Set down each entry exactly as given; pictures should not appear in the copy.

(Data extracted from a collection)
•••••
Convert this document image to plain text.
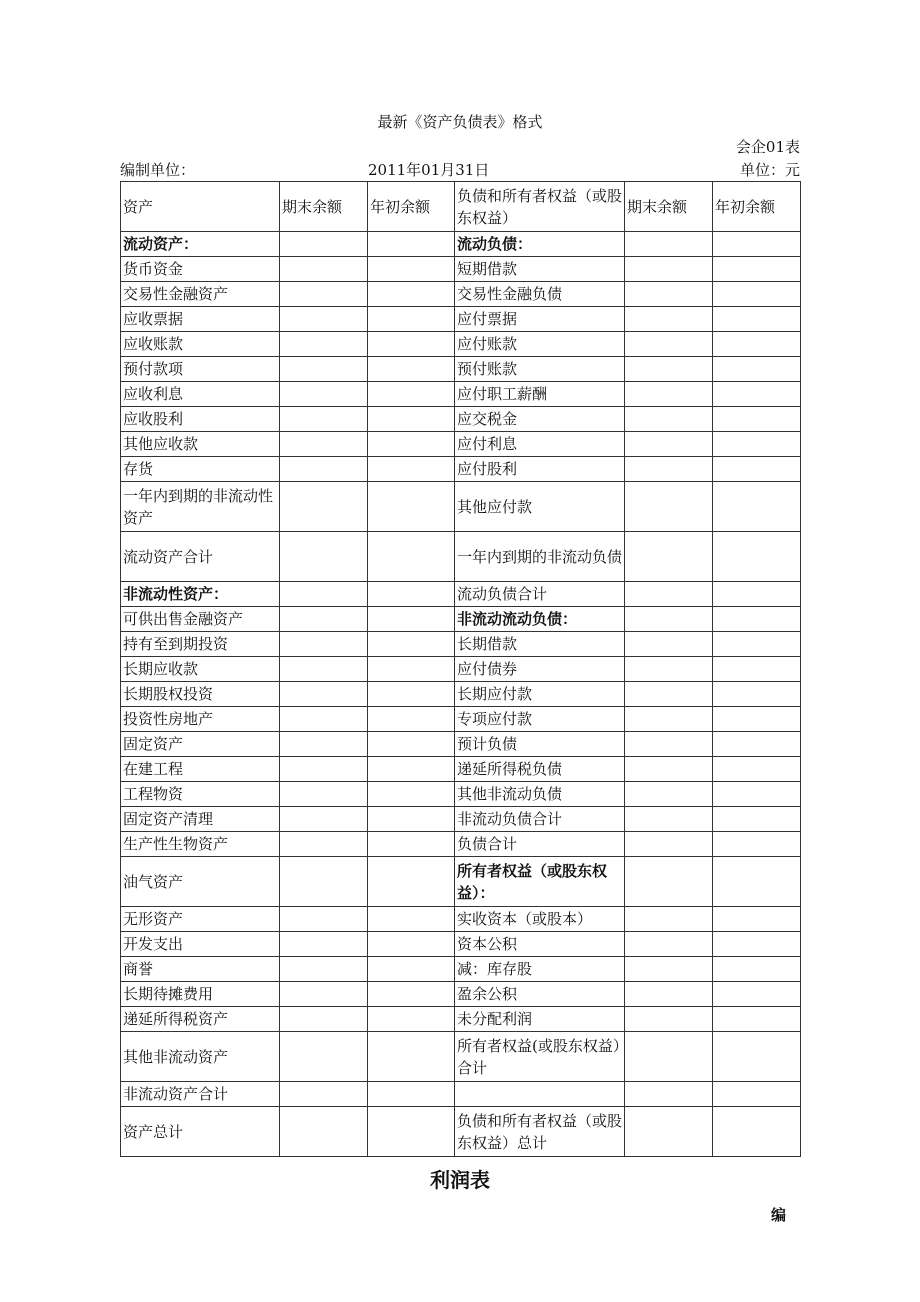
最新《资产负债表》格式
会企01表
编制单位：	2011年01月31日	单位：元
资产	期末余额	年初余额	负债和所有者权益（或股东权益）	期末余额	年初余额
流动资产：			流动负债：		
货币资金			短期借款		
交易性金融资产			交易性金融负债		
应收票据			应付票据		
应收账款			应付账款		
预付款项			预付账款		
应收利息			应付职工薪酬		
应收股利			应交税金		
其他应收款			应付利息		
存货			应付股利		
一年内到期的非流动性资产			其他应付款		
流动资产合计			一年内到期的非流动负债		
非流动性资产：			流动负债合计		
可供出售金融资产			非流动流动负债：		
持有至到期投资			长期借款		
长期应收款			应付债券		
长期股权投资			长期应付款		
投资性房地产			专项应付款		
固定资产			预计负债		
在建工程			递延所得税负债		
工程物资			其他非流动负债		
固定资产清理			非流动负债合计		
生产性生物资产			负债合计		
油气资产			所有者权益（或股东权益）：		
无形资产			实收资本（或股本）		
开发支出			资本公积		
商誉			减：库存股		
长期待摊费用			盈余公积		
递延所得税资产			未分配利润		
其他非流动资产			所有者权益(或股东权益）合计		
非流动资产合计					
资产总计			负债和所有者权益（或股东权益）总计		
利润表
编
•••••
COMPLETED EXERCISE:
Convert this document image to plain text.
最新《资产负债表》格式
会企01表
编制单位：	2011年01月31日	单位：元
资产	期末余额	年初余额	负债和所有者权益（或股东权益）	期末余额	年初余额
流动资产：			流动负债：		
货币资金			短期借款		
交易性金融资产			交易性金融负债		
应收票据			应付票据		
应收账款			应付账款		
预付款项			预付账款		
应收利息			应付职工薪酬		
应收股利			应交税金		
其他应收款			应付利息		
存货			应付股利		
一年内到期的非流动性资产			其他应付款		
流动资产合计			一年内到期的非流动负债		
非流动性资产：			流动负债合计		
可供出售金融资产			非流动流动负债：		
持有至到期投资			长期借款		
长期应收款			应付债券		
长期股权投资			长期应付款		
投资性房地产			专项应付款		
固定资产			预计负债		
在建工程			递延所得税负债		
工程物资			其他非流动负债		
固定资产清理			非流动负债合计		
生产性生物资产			负债合计		
油气资产			所有者权益（或股东权益）：		
无形资产			实收资本（或股本）		
开发支出			资本公积		
商誉			减：库存股		
长期待摊费用			盈余公积		
递延所得税资产			未分配利润		
其他非流动资产			所有者权益(或股东权益）合计		
非流动资产合计					
资产总计			负债和所有者权益（或股东权益）总计		
利润表
编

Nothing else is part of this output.